[Recorded data]
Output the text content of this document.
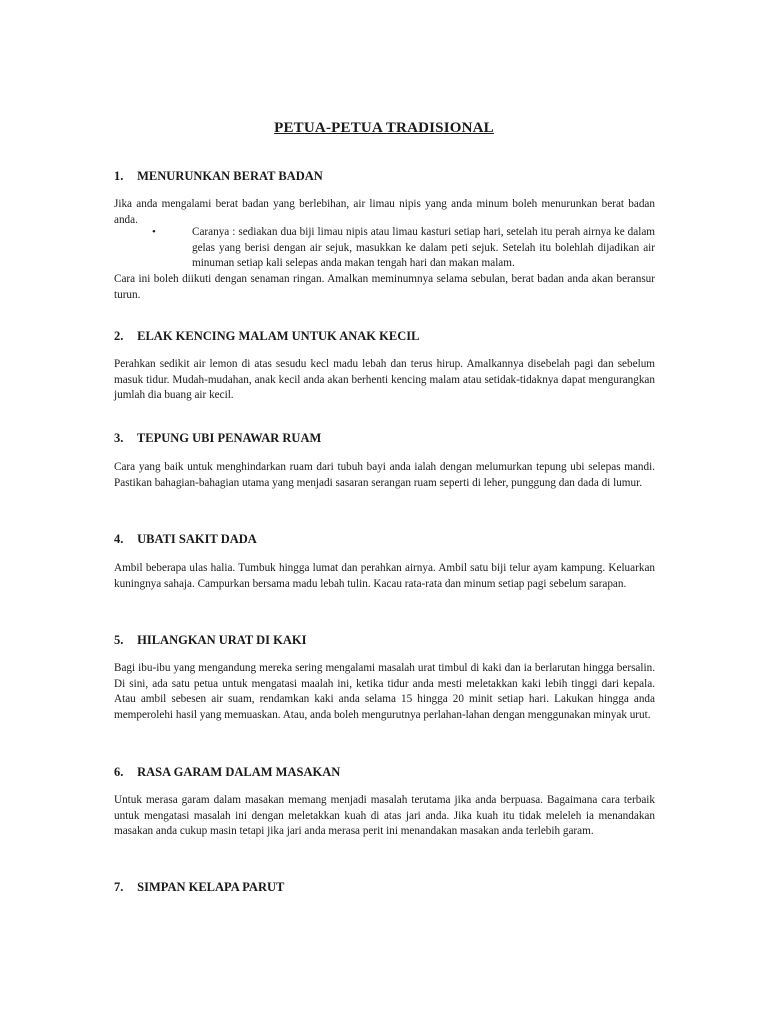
PETUA-PETUA TRADISIONAL
1. MENURUNKAN BERAT BADAN

Jika anda mengalami berat badan yang berlebihan, air limau nipis yang anda minum boleh menurunkan berat badan anda.

•	Caranya : sediakan dua biji limau nipis atau limau kasturi setiap hari, setelah itu perah airnya ke dalam gelas yang berisi dengan air sejuk, masukkan ke dalam peti sejuk. Setelah itu bolehlah dijadikan air minuman setiap kali selepas anda makan tengah hari dan makan malam.

Cara ini boleh diikuti dengan senaman ringan. Amalkan meminumnya selama sebulan, berat badan anda akan beransur turun.

2. ELAK KENCING MALAM UNTUK ANAK KECIL

Perahkan sedikit air lemon di atas sesudu kecl madu lebah dan terus hirup. Amalkannya disebelah pagi dan sebelum masuk tidur. Mudah-mudahan, anak kecil anda akan berhenti kencing malam atau setidak-tidaknya dapat mengurangkan jumlah dia buang air kecil.

3. TEPUNG UBI PENAWAR RUAM

Cara yang baik untuk menghindarkan ruam dari tubuh bayi anda ialah dengan melumurkan tepung ubi selepas mandi. Pastikan bahagian-bahagian utama yang menjadi sasaran serangan ruam seperti di leher, punggung dan dada di lumur.

4. UBATI SAKIT DADA

Ambil beberapa ulas halia. Tumbuk hingga lumat dan perahkan airnya. Ambil satu biji telur ayam kampung. Keluarkan kuningnya sahaja. Campurkan bersama madu lebah tulin. Kacau rata-rata dan minum setiap pagi sebelum sarapan.

5. HILANGKAN URAT DI KAKI

Bagi ibu-ibu yang mengandung mereka sering mengalami masalah urat timbul di kaki dan ia berlarutan hingga bersalin. Di sini, ada satu petua untuk mengatasi maalah ini, ketika tidur anda mesti meletakkan kaki lebih tinggi dari kepala. Atau ambil sebesen air suam, rendamkan kaki anda selama 15 hingga 20 minit setiap hari. Lakukan hingga anda memperolehi hasil yang memuaskan. Atau, anda boleh mengurutnya perlahan-lahan dengan menggunakan minyak urut.

6. RASA GARAM DALAM MASAKAN

Untuk merasa garam dalam masakan memang menjadi masalah terutama jika anda berpuasa. Bagaimana cara terbaik untuk mengatasi masalah ini dengan meletakkan kuah di atas jari anda. Jika kuah itu tidak meleleh ia menandakan masakan anda cukup masin tetapi jika jari anda merasa perit ini menandakan masakan anda terlebih garam.

7. SIMPAN KELAPA PARUT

Task description: Print the whole listing above once more, word for word, without its pictures.

The result:
Output the text content of this document.
PETUA-PETUA TRADISIONAL
1. MENURUNKAN BERAT BADAN

Jika anda mengalami berat badan yang berlebihan, air limau nipis yang anda minum boleh menurunkan berat badan anda.

•	Caranya : sediakan dua biji limau nipis atau limau kasturi setiap hari, setelah itu perah airnya ke dalam gelas yang berisi dengan air sejuk, masukkan ke dalam peti sejuk. Setelah itu bolehlah dijadikan air minuman setiap kali selepas anda makan tengah hari dan makan malam.

Cara ini boleh diikuti dengan senaman ringan. Amalkan meminumnya selama sebulan, berat badan anda akan beransur turun.

2. ELAK KENCING MALAM UNTUK ANAK KECIL

Perahkan sedikit air lemon di atas sesudu kecl madu lebah dan terus hirup. Amalkannya disebelah pagi dan sebelum masuk tidur. Mudah-mudahan, anak kecil anda akan berhenti kencing malam atau setidak-tidaknya dapat mengurangkan jumlah dia buang air kecil.

3. TEPUNG UBI PENAWAR RUAM

Cara yang baik untuk menghindarkan ruam dari tubuh bayi anda ialah dengan melumurkan tepung ubi selepas mandi. Pastikan bahagian-bahagian utama yang menjadi sasaran serangan ruam seperti di leher, punggung dan dada di lumur.

4. UBATI SAKIT DADA

Ambil beberapa ulas halia. Tumbuk hingga lumat dan perahkan airnya. Ambil satu biji telur ayam kampung. Keluarkan kuningnya sahaja. Campurkan bersama madu lebah tulin. Kacau rata-rata dan minum setiap pagi sebelum sarapan.

5. HILANGKAN URAT DI KAKI

Bagi ibu-ibu yang mengandung mereka sering mengalami masalah urat timbul di kaki dan ia berlarutan hingga bersalin. Di sini, ada satu petua untuk mengatasi maalah ini, ketika tidur anda mesti meletakkan kaki lebih tinggi dari kepala. Atau ambil sebesen air suam, rendamkan kaki anda selama 15 hingga 20 minit setiap hari. Lakukan hingga anda memperolehi hasil yang memuaskan. Atau, anda boleh mengurutnya perlahan-lahan dengan menggunakan minyak urut.

6. RASA GARAM DALAM MASAKAN

Untuk merasa garam dalam masakan memang menjadi masalah terutama jika anda berpuasa. Bagaimana cara terbaik untuk mengatasi masalah ini dengan meletakkan kuah di atas jari anda. Jika kuah itu tidak meleleh ia menandakan masakan anda cukup masin tetapi jika jari anda merasa perit ini menandakan masakan anda terlebih garam.

7. SIMPAN KELAPA PARUT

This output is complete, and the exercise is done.